Records shown
● ● ●

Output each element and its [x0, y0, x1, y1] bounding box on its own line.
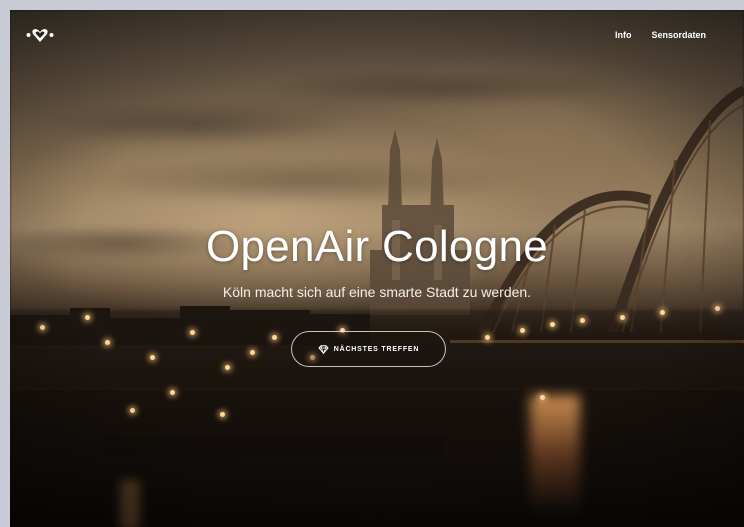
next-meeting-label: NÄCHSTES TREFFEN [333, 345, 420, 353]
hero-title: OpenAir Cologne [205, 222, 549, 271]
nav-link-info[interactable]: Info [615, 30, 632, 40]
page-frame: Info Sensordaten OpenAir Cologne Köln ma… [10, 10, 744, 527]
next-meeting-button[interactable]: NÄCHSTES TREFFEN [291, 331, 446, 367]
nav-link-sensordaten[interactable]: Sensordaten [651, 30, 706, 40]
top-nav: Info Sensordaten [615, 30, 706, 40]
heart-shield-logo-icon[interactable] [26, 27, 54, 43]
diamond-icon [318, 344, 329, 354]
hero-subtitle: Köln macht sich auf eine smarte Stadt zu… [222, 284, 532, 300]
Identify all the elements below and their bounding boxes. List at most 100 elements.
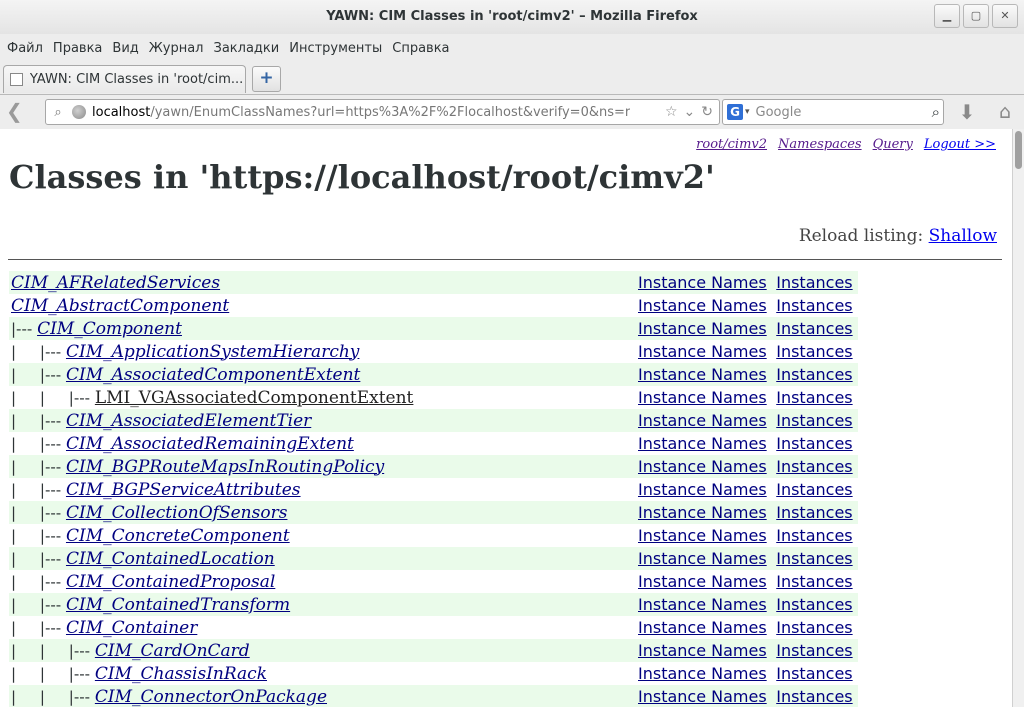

● ● ●

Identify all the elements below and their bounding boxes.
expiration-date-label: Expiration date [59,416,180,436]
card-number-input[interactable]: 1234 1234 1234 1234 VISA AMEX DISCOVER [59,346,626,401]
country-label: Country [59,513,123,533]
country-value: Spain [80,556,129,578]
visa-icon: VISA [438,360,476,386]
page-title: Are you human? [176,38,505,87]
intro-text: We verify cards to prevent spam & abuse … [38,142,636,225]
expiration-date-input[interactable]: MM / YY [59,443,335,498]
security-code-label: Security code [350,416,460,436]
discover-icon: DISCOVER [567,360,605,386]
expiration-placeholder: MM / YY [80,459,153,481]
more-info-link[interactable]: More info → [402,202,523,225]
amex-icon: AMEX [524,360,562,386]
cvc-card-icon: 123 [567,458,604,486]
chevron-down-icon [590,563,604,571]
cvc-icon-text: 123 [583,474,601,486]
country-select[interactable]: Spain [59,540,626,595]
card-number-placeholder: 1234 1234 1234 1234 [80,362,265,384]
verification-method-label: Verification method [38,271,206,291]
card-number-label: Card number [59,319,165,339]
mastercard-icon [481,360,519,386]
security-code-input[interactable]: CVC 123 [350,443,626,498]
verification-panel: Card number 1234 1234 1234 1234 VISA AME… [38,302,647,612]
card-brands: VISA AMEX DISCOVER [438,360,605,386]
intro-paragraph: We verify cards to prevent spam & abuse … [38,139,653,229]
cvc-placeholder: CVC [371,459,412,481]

● ● ●

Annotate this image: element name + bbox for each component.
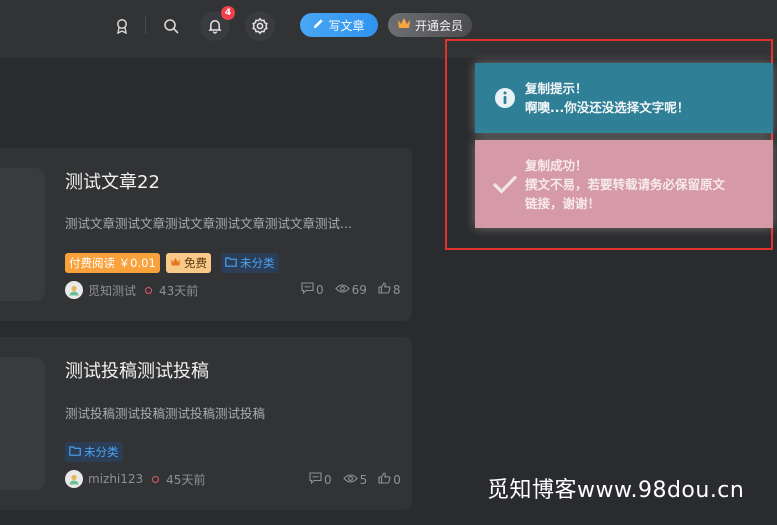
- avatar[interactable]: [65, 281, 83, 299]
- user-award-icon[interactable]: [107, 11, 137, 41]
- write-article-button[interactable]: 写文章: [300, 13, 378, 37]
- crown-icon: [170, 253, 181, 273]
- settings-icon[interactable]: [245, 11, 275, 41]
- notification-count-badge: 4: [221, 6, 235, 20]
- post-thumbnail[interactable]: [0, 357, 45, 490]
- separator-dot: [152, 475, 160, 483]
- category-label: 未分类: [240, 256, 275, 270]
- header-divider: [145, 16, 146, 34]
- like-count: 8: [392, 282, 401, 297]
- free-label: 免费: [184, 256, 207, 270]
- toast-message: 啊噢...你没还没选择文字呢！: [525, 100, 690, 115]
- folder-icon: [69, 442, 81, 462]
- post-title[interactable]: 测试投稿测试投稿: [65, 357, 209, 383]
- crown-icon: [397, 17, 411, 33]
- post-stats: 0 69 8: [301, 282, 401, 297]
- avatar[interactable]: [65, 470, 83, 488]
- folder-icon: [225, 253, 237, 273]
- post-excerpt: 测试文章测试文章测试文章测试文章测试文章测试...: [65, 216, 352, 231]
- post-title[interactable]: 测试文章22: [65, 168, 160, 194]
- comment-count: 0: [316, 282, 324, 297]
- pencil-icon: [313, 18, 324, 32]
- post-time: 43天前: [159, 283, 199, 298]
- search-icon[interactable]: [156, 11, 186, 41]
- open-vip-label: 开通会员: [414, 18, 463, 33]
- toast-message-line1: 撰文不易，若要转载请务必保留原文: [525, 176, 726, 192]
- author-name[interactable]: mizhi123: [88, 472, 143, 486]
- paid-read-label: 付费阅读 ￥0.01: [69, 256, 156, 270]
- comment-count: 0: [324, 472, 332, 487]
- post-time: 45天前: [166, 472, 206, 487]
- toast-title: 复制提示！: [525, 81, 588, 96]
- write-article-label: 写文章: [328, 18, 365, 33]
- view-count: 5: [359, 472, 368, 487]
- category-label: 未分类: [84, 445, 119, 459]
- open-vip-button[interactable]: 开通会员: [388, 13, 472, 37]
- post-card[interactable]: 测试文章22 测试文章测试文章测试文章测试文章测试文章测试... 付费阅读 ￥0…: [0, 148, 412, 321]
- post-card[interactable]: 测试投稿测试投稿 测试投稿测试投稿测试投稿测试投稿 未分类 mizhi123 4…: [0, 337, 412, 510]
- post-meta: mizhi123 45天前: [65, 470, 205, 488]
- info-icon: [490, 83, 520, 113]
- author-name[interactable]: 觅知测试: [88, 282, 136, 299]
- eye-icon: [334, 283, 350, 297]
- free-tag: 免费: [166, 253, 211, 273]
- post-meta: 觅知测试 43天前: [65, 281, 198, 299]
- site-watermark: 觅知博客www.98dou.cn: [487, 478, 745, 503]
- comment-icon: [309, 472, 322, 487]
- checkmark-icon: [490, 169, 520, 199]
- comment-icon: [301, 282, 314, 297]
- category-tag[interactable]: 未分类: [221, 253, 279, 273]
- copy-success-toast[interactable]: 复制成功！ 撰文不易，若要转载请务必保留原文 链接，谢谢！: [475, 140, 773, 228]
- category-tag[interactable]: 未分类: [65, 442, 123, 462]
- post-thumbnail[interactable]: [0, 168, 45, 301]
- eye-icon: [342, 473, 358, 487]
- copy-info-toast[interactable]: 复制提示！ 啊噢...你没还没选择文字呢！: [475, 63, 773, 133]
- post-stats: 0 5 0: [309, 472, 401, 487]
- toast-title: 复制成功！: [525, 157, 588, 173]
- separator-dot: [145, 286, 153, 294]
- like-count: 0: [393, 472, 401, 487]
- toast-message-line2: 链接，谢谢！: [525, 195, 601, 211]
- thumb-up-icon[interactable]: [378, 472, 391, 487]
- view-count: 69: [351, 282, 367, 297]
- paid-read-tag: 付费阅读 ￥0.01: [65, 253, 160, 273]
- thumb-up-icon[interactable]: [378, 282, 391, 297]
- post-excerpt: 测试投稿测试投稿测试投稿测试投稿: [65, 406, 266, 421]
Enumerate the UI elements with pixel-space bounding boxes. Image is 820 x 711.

● ● ●

Stated problem
Take the material starting with the line containing "Output each element" and going on through the line containing "Identify all the elements below and their bounding boxes. List", and write it out again with "at most" changed to "no more than", leaving everything else unchanged. Leave out the pictures.

Task result
Output each element and its [x0, y0, x1, y1] bounding box on its own line.
next-meeting-label: NÄCHSTES TREFFEN [333, 345, 420, 353]
hero-title: OpenAir Cologne [205, 222, 549, 271]
nav-link-info[interactable]: Info [615, 30, 632, 40]
page-frame: Info Sensordaten OpenAir Cologne Köln ma… [10, 10, 744, 527]
next-meeting-button[interactable]: NÄCHSTES TREFFEN [291, 331, 446, 367]
nav-link-sensordaten[interactable]: Sensordaten [651, 30, 706, 40]
top-nav: Info Sensordaten [615, 30, 706, 40]
heart-shield-logo-icon[interactable] [26, 27, 54, 43]
diamond-icon [318, 344, 329, 354]
hero-subtitle: Köln macht sich auf eine smarte Stadt zu… [222, 284, 532, 300]
Identify all the elements below and their bounding boxes. List no more than 100 elements.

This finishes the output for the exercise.